• Assignment A: Translate this sentence from the passage on liver injury biomarkers into Spanish: "OPN levels also correlate with the degree of hepatic necrosis in acute liver failure."
• Assignment B: Rewrite everything in the passage on liver injury biomarkers from "There is increasing" down to "or drug classes.", replacing "polymorphisms" with "variants".
• Assignment C: Carry on the passage on liver injury biomarkers from its final sentence, keeping to the subject of genetic markers for predicting DILI.

OPN is a phosphoprotein produced in a variety of tissues including the liver and plays a key role in mediating hepatic inflammation and the migration of inflammatory and cancer cells.74 Serum OPN levels in fulminant hepatic failure patients were higher than those of acute hepatitis patients without liver failure and healthy adults. OPN levels also correlate with the degree of hepatic necrosis in acute liver failure. There is some evidence that OPN is associated with liver repair due to activation of hepatic stem cells. OPN resulted in little variability in the SAFE‐T healthy cohort.58

Elevated serum levels of OPN are detectable in patients with severe liver damage, and patients with high serum OPN levels have a significantly poorer prognosis compared with patients whose serum OPN levels were not elevated.75 OPN has also recently been shown to be a potential predictor of death/transplant in DILI.60 Plasma OPN levels are not specific for DILI and are also significantly elevated in patients with hepatitis, including acute hepatitis, chronic hepatitis, and fulminant hepatitis.76

Proteomics

It is noted that individual proteins have not yet been identified as promising DILI biomarkers. However, proteomics for discovery of new biomarkers is an important consideration when collecting and storing biospecimens. For example, hypothesis‐generating mass spectrometric techniques for semiquantitative and targeted proteomics, as well as innovative panel technologies such as O‐Link immuno‐PCR based approaches, have unique analytical properties that should be incorporated into a biospecimen collection plan.77

Others

Although some recently identified biomarkers for liver injury have generated a high level of interest, some have subsequently been shown to have important limitations. For example, there was early excitement for use of miR‐122 as a specific and sensitive biomarker of liver injury.58, 59, 69 However, recent data in healthy volunteers suggest that this biomarker has high interindividual and intraindividual variability, making the setting of normal reference ranges for the biomarker problematic.60 In addition, miR‐122 levels may also fluctuate with liver disease in the absence of liver injury.78 An exhaustive list of recently investigated biomarkers may be found in Table .

While the focus of the above‐mentioned biomarkers is on single analyte assays, the best performing ones may be used in combination or as a panel where each biomarker addresses certain mechanisms and/or locations of injury. Ultimately, assay(s) for multiple analytes may be developed to facilitate both DILI prediction and their routine use in a real‐world setting.

What Is the Role of Genetic Markers in Predicting DILI?

There is increasing evidence that certain genetic polymorphisms contribute to DILI risk. However, these genetic risk factors appear to be largely drug specific as, to date, no single genetic risk factor has been associated with DILI across multiple drugs or drug classes.

• Data section:
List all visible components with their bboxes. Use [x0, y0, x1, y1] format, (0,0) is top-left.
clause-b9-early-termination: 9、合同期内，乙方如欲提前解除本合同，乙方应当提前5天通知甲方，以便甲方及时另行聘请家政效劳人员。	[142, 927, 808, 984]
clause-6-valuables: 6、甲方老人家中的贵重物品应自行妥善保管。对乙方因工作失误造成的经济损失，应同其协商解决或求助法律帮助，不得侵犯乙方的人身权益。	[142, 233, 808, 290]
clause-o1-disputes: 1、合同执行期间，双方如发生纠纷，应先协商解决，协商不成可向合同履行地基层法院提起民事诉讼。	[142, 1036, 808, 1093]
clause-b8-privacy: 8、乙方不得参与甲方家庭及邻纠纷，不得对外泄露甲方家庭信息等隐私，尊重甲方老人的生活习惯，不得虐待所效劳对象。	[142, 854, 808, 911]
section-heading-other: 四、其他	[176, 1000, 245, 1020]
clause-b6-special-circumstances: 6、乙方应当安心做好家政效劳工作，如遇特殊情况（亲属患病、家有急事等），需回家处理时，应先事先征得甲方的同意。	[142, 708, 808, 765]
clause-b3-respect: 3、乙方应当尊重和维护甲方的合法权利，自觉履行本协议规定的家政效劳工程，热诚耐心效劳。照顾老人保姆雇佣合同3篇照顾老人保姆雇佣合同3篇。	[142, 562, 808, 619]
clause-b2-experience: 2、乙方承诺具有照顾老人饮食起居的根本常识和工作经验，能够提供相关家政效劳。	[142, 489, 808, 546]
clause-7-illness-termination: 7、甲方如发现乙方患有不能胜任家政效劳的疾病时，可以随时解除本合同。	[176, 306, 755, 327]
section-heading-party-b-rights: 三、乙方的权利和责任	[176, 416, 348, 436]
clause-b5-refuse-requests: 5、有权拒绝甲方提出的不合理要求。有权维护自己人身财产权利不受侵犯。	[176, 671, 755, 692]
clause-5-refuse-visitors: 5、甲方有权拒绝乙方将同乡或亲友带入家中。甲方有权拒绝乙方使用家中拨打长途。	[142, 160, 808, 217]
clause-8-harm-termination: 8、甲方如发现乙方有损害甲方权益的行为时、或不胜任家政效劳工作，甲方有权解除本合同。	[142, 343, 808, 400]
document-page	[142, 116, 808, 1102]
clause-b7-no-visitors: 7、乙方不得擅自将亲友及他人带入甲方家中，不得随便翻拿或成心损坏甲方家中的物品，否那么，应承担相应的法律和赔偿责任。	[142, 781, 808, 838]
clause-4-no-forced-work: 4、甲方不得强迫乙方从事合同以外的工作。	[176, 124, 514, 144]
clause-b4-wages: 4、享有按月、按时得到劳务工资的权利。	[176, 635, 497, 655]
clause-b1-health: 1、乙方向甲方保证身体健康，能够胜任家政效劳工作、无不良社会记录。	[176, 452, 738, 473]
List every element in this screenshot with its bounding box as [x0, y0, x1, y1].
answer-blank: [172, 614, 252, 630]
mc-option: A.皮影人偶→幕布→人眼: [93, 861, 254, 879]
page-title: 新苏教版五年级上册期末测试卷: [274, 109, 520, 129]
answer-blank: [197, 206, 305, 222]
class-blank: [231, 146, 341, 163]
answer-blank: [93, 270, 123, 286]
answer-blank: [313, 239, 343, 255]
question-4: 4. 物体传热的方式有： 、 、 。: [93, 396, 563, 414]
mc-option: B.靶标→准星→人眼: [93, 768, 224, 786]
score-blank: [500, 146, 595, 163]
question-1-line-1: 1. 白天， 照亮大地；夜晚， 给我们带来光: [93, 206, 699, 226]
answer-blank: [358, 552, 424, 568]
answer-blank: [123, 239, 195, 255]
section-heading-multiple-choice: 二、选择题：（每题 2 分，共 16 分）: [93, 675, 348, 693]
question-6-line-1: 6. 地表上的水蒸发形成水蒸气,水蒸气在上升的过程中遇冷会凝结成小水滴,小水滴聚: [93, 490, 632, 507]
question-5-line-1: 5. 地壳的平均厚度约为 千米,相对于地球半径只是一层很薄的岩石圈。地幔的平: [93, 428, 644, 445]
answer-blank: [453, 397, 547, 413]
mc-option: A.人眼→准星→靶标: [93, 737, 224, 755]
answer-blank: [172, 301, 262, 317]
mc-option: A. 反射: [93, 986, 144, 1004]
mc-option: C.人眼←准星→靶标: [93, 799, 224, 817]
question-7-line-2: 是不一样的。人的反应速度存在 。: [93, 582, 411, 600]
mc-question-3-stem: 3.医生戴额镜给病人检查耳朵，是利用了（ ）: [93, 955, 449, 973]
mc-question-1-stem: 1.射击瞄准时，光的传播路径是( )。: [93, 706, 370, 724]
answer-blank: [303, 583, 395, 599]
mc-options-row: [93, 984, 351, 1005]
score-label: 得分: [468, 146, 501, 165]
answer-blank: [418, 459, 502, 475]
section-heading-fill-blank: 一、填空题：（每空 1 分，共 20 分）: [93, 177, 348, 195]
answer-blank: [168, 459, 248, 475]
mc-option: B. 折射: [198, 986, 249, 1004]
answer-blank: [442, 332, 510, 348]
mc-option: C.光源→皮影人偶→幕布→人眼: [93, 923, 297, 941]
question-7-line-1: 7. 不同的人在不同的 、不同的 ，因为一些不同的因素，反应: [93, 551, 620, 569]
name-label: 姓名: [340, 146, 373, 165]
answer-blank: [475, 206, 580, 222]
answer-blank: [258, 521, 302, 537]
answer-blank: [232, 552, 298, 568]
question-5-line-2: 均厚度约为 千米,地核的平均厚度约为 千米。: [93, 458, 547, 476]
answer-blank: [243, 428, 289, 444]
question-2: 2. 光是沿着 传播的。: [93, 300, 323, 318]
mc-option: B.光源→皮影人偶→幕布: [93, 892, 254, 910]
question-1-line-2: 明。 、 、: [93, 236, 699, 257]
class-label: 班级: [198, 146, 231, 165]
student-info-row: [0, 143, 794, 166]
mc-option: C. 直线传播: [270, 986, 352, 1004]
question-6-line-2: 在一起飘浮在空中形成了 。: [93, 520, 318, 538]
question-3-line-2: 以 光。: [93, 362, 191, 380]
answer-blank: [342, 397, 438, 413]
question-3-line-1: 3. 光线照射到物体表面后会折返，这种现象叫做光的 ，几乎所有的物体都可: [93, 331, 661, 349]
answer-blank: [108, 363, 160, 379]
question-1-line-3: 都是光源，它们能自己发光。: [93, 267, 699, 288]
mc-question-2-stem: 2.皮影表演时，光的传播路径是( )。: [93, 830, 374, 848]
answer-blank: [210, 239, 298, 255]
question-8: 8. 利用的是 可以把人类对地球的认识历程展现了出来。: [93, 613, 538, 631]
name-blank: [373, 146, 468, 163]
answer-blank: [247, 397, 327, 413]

• Exercise output A: Los niveles de OPN también se correlacionan con el grado de necrosis hepática en la insuficiencia hepática aguda.

• Exercise output B:
There is increasing evidence that certain genetic variants contribute to DILI risk. However, these genetic risk factors appear to be largely drug specific as, to date, no single genetic risk factor has been associated with DILI across multiple drugs or drug classes.

• Exercise output C:
Although there are scattered reports of associations between genetic variants involved with drug disposition and cytokine release with DILI susceptibility, the only consistently reproducible association has been NAT2 polymorphisms due to antituberculosis drugs in Asian populations.79 To date, the only other variants found to be reproducible as significant risk factors involve human leukocyte antigen (HLA) alleles (Table 3).80 This finding, together with specific clinical characteristics of latency to onset and more rapid recurrence on rechallenge, supports a role for the adaptive immune system in idiosyncratic DILI.81

Table 3

Genetic associations with drug‐induced liver injury that have been confirmed in additional patient cohorts

Drug	HLA risk allele or gene	NPV	PPV	References
Amoxicillin‐clavulanate (EU)	A*02:01, B*07:02, DRB1*15:01, DQA1*01:02, DQB1*06:02	0.99	0.011	80
Flucloxacillin	B*57:01	0.99	0.0012	80
Lapatinib	DQA1*02:01	0.99	0.031	80
Ticlopidine	A*33:03	0.98	0.17	80
Ximelagatran	DRB1*07:01	0.95	0.19	80
Isoniazid	NAT2	NA	NA	79

HLA, human leukocyte antigen; NA, not applicable; NPV, negative predictive value; PPV, positive predictive value.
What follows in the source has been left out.